::: Record extracts
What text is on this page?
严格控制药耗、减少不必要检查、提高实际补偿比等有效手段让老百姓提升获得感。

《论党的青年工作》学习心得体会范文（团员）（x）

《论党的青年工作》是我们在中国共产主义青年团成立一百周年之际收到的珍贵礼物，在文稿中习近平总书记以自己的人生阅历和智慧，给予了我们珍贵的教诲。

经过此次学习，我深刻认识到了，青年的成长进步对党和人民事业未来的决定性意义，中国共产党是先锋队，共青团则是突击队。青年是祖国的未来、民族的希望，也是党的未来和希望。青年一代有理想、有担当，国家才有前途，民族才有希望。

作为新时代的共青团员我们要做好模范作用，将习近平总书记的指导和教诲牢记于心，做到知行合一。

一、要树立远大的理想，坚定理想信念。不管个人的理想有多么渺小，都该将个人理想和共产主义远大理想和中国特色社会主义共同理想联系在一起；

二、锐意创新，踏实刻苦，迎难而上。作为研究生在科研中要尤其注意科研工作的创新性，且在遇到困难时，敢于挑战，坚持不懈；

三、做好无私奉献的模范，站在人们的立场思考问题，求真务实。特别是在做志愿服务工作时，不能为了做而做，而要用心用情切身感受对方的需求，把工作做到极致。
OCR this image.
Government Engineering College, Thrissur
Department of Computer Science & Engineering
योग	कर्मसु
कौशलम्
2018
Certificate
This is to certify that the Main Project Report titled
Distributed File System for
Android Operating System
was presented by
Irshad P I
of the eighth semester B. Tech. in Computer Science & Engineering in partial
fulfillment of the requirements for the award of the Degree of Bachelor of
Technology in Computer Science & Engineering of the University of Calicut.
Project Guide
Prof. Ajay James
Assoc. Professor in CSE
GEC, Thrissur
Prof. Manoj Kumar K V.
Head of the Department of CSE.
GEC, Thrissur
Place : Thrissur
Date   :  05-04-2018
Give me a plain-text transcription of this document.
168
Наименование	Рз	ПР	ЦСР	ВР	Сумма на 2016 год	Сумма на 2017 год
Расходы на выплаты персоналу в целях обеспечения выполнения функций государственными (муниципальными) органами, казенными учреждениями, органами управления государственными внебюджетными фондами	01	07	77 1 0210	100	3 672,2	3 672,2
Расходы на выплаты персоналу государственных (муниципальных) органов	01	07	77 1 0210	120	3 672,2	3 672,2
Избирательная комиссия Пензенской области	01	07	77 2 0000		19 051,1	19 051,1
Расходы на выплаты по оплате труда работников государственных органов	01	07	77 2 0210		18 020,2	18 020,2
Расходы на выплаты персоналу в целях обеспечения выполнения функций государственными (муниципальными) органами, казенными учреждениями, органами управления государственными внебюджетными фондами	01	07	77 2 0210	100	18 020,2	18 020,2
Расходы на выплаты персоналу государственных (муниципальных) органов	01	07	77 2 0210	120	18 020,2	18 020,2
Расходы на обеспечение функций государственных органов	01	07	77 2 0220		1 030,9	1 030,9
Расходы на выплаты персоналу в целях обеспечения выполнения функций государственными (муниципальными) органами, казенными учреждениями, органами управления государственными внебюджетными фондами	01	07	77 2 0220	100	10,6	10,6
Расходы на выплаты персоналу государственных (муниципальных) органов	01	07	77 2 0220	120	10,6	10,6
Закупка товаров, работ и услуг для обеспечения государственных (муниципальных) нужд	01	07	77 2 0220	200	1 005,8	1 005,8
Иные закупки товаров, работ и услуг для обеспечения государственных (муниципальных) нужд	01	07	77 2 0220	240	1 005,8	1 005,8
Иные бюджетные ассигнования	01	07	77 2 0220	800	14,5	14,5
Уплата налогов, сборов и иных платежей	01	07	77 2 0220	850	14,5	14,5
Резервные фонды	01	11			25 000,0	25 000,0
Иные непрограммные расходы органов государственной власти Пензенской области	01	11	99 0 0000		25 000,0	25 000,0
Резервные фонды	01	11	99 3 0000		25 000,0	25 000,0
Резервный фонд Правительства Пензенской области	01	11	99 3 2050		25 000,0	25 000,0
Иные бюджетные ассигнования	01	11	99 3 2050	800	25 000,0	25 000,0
::::::
Where a line in the material contains "казенными", copy that line.

Расходы на выплаты персоналу в целях обеспечения выполнения функций государственными (муниципальными) органами, казенными учреждениями, органами управления государственными внебюджетными фондами	01	07	77 1 0210	100	3 672,2	3 672,2
Расходы на выплаты персоналу в целях обеспечения выполнения функций государственными (муниципальными) органами, казенными учреждениями, органами управления государственными внебюджетными фондами	01	07	77 2 0210	100	18 020,2	18 020,2
Расходы на выплаты персоналу в целях обеспечения выполнения функций государственными (муниципальными) органами, казенными учреждениями, органами управления государственными внебюджетными фондами	01	07	77 2 0220	100	10,6	10,6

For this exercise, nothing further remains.